* [EXERCISE]:
Rename "bar-segment" to "stacked-bar" throughout the material below, and reproduce every line with nothing else altered.

(Spatial layout data)
-------
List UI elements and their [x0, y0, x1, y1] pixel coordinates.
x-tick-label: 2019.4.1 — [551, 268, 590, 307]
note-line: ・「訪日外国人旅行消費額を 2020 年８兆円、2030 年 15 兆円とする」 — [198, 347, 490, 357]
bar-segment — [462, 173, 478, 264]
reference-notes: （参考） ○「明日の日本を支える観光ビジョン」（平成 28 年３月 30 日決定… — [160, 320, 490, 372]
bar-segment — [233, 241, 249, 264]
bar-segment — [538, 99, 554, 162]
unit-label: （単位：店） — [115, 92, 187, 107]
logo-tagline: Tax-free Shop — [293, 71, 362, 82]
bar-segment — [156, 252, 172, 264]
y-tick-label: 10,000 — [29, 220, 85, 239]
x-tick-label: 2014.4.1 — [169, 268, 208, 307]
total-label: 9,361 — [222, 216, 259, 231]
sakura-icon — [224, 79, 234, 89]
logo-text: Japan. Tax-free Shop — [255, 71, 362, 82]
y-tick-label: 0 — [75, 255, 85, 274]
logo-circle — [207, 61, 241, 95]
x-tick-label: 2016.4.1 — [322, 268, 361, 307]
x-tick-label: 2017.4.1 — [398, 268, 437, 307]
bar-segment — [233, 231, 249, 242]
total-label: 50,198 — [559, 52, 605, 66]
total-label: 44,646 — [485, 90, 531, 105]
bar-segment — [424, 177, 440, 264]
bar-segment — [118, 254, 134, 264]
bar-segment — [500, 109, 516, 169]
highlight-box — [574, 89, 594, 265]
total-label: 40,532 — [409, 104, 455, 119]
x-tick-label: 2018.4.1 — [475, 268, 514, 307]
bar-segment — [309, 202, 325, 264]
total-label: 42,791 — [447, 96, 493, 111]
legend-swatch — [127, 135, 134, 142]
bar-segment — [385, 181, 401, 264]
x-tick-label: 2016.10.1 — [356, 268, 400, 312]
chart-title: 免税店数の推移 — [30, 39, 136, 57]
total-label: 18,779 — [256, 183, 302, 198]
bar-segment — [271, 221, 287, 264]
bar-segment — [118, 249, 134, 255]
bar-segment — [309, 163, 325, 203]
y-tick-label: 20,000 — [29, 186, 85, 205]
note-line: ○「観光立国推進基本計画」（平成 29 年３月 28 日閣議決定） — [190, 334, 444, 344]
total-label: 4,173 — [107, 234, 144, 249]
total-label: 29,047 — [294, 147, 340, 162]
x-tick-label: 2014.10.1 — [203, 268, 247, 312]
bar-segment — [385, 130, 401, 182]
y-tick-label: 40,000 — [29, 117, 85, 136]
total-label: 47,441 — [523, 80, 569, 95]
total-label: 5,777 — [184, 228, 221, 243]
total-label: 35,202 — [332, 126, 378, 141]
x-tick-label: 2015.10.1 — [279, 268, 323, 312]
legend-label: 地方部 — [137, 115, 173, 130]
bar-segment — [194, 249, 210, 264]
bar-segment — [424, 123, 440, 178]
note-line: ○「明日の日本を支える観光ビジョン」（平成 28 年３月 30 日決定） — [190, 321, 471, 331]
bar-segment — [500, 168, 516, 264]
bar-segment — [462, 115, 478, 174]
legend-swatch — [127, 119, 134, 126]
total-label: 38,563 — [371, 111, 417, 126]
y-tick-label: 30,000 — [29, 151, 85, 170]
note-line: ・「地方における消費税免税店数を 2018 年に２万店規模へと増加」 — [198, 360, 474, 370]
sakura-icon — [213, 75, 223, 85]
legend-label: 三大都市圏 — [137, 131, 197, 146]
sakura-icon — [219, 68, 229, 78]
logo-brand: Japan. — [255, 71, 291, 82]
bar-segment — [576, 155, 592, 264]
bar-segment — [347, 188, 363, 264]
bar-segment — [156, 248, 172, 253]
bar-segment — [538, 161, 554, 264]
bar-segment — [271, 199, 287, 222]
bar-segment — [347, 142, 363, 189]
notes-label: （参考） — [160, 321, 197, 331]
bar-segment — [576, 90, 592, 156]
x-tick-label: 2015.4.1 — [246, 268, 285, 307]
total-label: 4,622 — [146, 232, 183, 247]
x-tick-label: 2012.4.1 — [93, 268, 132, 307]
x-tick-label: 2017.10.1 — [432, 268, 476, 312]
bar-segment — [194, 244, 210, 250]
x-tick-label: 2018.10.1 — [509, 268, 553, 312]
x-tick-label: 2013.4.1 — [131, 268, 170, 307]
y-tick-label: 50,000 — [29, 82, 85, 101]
-------
* [ANSWER TO THE PROBLEM]:
List UI elements and their [x0, y0, x1, y1] pixel coordinates.
x-tick-label: 2019.4.1 — [551, 268, 590, 307]
note-line: ・「訪日外国人旅行消費額を 2020 年８兆円、2030 年 15 兆円とする」 — [198, 347, 490, 357]
stacked-bar — [462, 173, 478, 264]
reference-notes: （参考） ○「明日の日本を支える観光ビジョン」（平成 28 年３月 30 日決定… — [160, 320, 490, 372]
stacked-bar — [233, 241, 249, 264]
stacked-bar — [538, 99, 554, 162]
unit-label: （単位：店） — [115, 92, 187, 107]
logo-tagline: Tax-free Shop — [293, 71, 362, 82]
stacked-bar — [156, 252, 172, 264]
y-tick-label: 10,000 — [29, 220, 85, 239]
x-tick-label: 2014.4.1 — [169, 268, 208, 307]
total-label: 9,361 — [222, 216, 259, 231]
sakura-icon — [224, 79, 234, 89]
logo-text: Japan. Tax-free Shop — [255, 71, 362, 82]
y-tick-label: 0 — [75, 255, 85, 274]
logo-circle — [207, 61, 241, 95]
x-tick-label: 2016.4.1 — [322, 268, 361, 307]
x-tick-label: 2017.4.1 — [398, 268, 437, 307]
stacked-bar — [233, 231, 249, 242]
total-label: 50,198 — [559, 52, 605, 66]
total-label: 44,646 — [485, 90, 531, 105]
stacked-bar — [424, 177, 440, 264]
stacked-bar — [118, 254, 134, 264]
stacked-bar — [500, 109, 516, 169]
highlight-box — [574, 89, 594, 265]
total-label: 40,532 — [409, 104, 455, 119]
x-tick-label: 2018.4.1 — [475, 268, 514, 307]
stacked-bar — [309, 202, 325, 264]
total-label: 42,791 — [447, 96, 493, 111]
legend-swatch — [127, 135, 134, 142]
stacked-bar — [385, 181, 401, 264]
x-tick-label: 2016.10.1 — [356, 268, 400, 312]
chart-title: 免税店数の推移 — [30, 39, 136, 57]
total-label: 18,779 — [256, 183, 302, 198]
stacked-bar — [271, 221, 287, 264]
stacked-bar — [118, 249, 134, 255]
stacked-bar — [309, 163, 325, 203]
y-tick-label: 20,000 — [29, 186, 85, 205]
note-line: ○「観光立国推進基本計画」（平成 29 年３月 28 日閣議決定） — [190, 334, 444, 344]
total-label: 4,173 — [107, 234, 144, 249]
total-label: 29,047 — [294, 147, 340, 162]
x-tick-label: 2014.10.1 — [203, 268, 247, 312]
stacked-bar — [385, 130, 401, 182]
y-tick-label: 40,000 — [29, 117, 85, 136]
total-label: 47,441 — [523, 80, 569, 95]
total-label: 5,777 — [184, 228, 221, 243]
total-label: 35,202 — [332, 126, 378, 141]
x-tick-label: 2015.10.1 — [279, 268, 323, 312]
legend-label: 地方部 — [137, 115, 173, 130]
stacked-bar — [194, 249, 210, 264]
stacked-bar — [424, 123, 440, 178]
note-line: ○「明日の日本を支える観光ビジョン」（平成 28 年３月 30 日決定） — [190, 321, 471, 331]
stacked-bar — [500, 168, 516, 264]
stacked-bar — [462, 115, 478, 174]
legend-swatch — [127, 119, 134, 126]
total-label: 38,563 — [371, 111, 417, 126]
y-tick-label: 30,000 — [29, 151, 85, 170]
note-line: ・「地方における消費税免税店数を 2018 年に２万店規模へと増加」 — [198, 360, 474, 370]
sakura-icon — [213, 75, 223, 85]
legend-label: 三大都市圏 — [137, 131, 197, 146]
sakura-icon — [219, 68, 229, 78]
logo-brand: Japan. — [255, 71, 291, 82]
stacked-bar — [576, 155, 592, 264]
stacked-bar — [347, 188, 363, 264]
stacked-bar — [156, 248, 172, 253]
stacked-bar — [538, 161, 554, 264]
stacked-bar — [271, 199, 287, 222]
stacked-bar — [347, 142, 363, 189]
notes-label: （参考） — [160, 321, 197, 331]
stacked-bar — [576, 90, 592, 156]
x-tick-label: 2015.4.1 — [246, 268, 285, 307]
total-label: 4,622 — [146, 232, 183, 247]
x-tick-label: 2012.4.1 — [93, 268, 132, 307]
x-tick-label: 2017.10.1 — [432, 268, 476, 312]
stacked-bar — [194, 244, 210, 250]
x-tick-label: 2018.10.1 — [509, 268, 553, 312]
x-tick-label: 2013.4.1 — [131, 268, 170, 307]
y-tick-label: 50,000 — [29, 82, 85, 101]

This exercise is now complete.